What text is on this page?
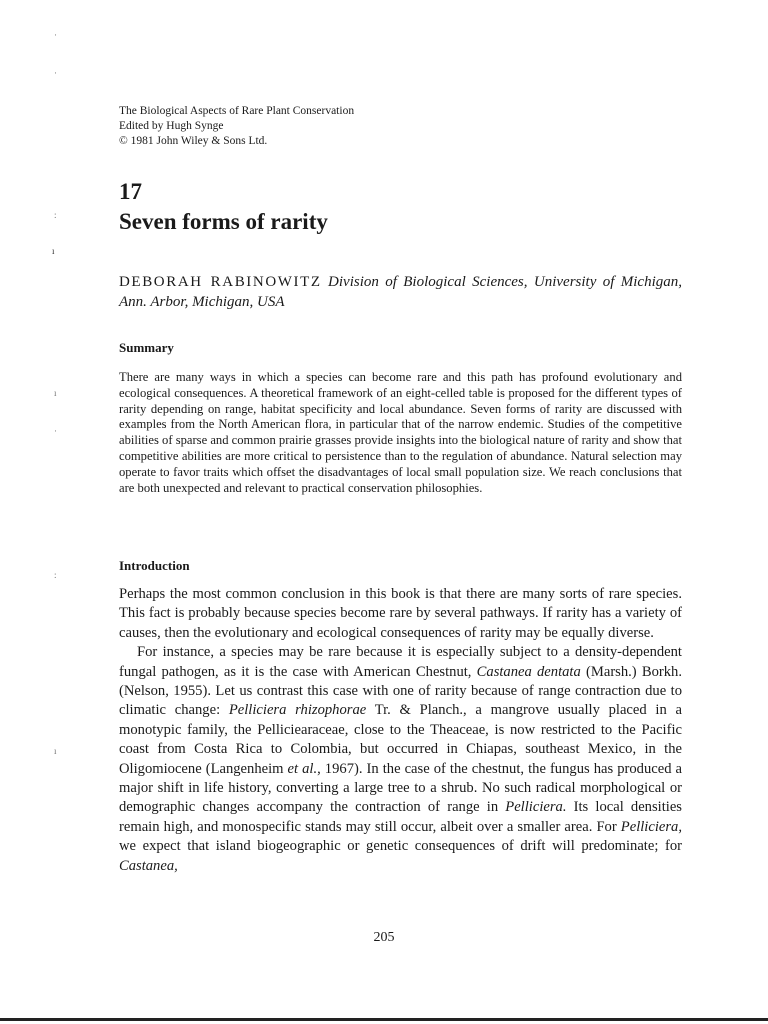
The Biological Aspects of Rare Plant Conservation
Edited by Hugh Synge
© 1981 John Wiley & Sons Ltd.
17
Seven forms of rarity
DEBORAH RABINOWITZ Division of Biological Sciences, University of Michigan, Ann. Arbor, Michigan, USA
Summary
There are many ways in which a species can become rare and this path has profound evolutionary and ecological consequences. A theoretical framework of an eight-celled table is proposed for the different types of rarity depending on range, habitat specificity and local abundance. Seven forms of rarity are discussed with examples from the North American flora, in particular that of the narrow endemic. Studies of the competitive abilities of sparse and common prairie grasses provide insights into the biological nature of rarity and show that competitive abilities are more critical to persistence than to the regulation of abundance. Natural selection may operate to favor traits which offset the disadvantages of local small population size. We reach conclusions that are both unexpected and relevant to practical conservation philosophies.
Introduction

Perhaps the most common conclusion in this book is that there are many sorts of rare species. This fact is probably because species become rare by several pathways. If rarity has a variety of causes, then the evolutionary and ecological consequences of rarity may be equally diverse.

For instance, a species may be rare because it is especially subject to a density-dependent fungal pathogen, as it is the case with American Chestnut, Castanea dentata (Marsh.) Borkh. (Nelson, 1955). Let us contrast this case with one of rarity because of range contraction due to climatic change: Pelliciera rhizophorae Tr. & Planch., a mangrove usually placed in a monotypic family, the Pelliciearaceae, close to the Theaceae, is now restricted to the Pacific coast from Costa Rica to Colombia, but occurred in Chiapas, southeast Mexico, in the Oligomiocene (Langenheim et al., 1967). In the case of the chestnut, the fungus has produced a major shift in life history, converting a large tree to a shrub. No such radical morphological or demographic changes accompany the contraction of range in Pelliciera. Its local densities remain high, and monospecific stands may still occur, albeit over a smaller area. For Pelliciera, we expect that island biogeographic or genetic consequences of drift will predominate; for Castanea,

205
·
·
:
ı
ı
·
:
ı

• • • • •

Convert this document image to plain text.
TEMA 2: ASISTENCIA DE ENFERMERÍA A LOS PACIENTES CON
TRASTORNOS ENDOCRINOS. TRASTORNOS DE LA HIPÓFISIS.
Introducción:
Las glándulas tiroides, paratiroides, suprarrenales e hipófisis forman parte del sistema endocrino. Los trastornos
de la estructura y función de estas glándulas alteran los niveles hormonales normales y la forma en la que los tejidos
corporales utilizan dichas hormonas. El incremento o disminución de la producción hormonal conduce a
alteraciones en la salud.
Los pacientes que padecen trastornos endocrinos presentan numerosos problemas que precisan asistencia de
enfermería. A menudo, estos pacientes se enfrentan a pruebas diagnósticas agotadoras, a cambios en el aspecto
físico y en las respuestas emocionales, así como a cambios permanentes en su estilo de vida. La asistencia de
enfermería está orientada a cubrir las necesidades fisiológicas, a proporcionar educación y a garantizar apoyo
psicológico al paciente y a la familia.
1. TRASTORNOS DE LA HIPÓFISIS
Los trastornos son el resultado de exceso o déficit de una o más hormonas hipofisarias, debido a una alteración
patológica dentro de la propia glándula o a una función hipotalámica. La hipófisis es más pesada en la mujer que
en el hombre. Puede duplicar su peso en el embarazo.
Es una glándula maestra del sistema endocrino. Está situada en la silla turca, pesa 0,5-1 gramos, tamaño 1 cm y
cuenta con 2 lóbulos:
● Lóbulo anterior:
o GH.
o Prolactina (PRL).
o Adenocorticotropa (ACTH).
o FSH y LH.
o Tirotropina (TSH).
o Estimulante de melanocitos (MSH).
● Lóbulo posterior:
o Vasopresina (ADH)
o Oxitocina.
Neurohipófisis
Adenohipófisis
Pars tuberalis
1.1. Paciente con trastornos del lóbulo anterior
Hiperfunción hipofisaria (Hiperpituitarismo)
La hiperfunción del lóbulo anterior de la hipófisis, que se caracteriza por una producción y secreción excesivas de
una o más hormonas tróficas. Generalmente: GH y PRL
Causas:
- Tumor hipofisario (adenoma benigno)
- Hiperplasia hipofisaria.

• • • • •

What you have to do –
All lines of the data that hold "anterior" need to be copied.

Your solution –
● Lóbulo anterior:
1.1. Paciente con trastornos del lóbulo anterior
La hiperfunción del lóbulo anterior de la hipófisis, que se caracteriza por una producción y secreción excesivas de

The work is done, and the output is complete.